*EXERCISE PASSAGE*.

Classification Adult Female Acne Scoring tool


Traditional methods of assessing acne severity have been primarily developed to assess acne in adolescents.[31] However, these methods insufficiently consider adult women-specific acne issues, such as differences in severity of acne symptoms between facial areas or the use of oral contraceptives and cosmetics. Recently, a composite Adult Acne Evaluation Tool, AFAST, has been developed from the Global Acne Severity Scale.[32] The AFAST is composed by the GEA scale to assess acne on the full face, Score 1 (Table 1) and a second scale developed to assess acne on the mandibular zone, Score 2 (Table 2).

This new tool allows dermatologists to score both facial and mandibular acne more precisely, thus allowing for the most adapted therapy to be selected more easily.[33]



Treatment algorithm


Based on a clinical consensus between acne experts, Poli et al. have proposed an acne treatment algorithm which dermatologists can easily apply to their daily clinical practice.[34] The proposed algorithm includes the four main aspects of daily acne treatment: bacterial resistance, contraception, skin care and topical treatment use. The algorithm highlights the specificity of adult female acne. Indeed, the severity of mandibular acne is the main modulating factor for choosing the most adequate treatment (Table 3).

*REQUIRED TASKS*.
A – Rewrite everything in the acne passage from "Based on a clinical" down to "treatment (Table 3).", putting "skin specialists" in place of "acne experts".
B – Answer these questions from the acne passage:
(i) Which scale was the AFAST developed from?
(ii) What four main aspects of daily acne treatment does the proposed algorithm include?
(iii) What is the main modulating factor for choosing the most adequate treatment?
The records have nothing to do with the acne passage.

*PROVIDED DATA*.
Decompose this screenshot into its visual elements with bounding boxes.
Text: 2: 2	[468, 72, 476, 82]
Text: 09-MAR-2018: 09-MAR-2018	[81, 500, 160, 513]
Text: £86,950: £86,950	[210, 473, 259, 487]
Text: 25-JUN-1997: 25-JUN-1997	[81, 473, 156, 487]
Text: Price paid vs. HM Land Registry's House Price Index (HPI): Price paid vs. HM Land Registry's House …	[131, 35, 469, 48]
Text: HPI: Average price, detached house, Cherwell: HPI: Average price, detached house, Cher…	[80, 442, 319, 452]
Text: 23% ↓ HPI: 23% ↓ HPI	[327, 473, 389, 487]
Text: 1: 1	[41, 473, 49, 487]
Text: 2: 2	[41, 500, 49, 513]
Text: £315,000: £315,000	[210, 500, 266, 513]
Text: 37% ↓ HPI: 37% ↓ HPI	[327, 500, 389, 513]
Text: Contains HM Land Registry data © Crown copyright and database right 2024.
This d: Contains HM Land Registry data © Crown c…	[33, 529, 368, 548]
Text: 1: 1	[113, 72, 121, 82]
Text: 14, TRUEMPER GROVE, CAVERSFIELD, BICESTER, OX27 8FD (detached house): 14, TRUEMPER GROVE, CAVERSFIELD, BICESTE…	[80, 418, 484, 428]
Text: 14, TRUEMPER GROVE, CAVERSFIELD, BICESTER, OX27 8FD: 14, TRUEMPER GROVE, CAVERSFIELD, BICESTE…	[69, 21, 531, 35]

*EXERCISE RESULTS*.
A –
Based on a clinical consensus between skin specialists, Poli et al. have proposed an acne treatment algorithm which dermatologists can easily apply to their daily clinical practice.[34] The proposed algorithm includes the four main aspects of daily acne treatment: bacterial resistance, contraception, skin care and topical treatment use. The algorithm highlights the specificity of adult female acne. Indeed, the severity of mandibular acne is the main modulating factor for choosing the most adequate treatment (Table 3).

B –
(i) The Global Acne Severity Scale.
(ii) Bacterial resistance, contraception, skin care and topical treatment use.
(iii) The severity of mandibular acne.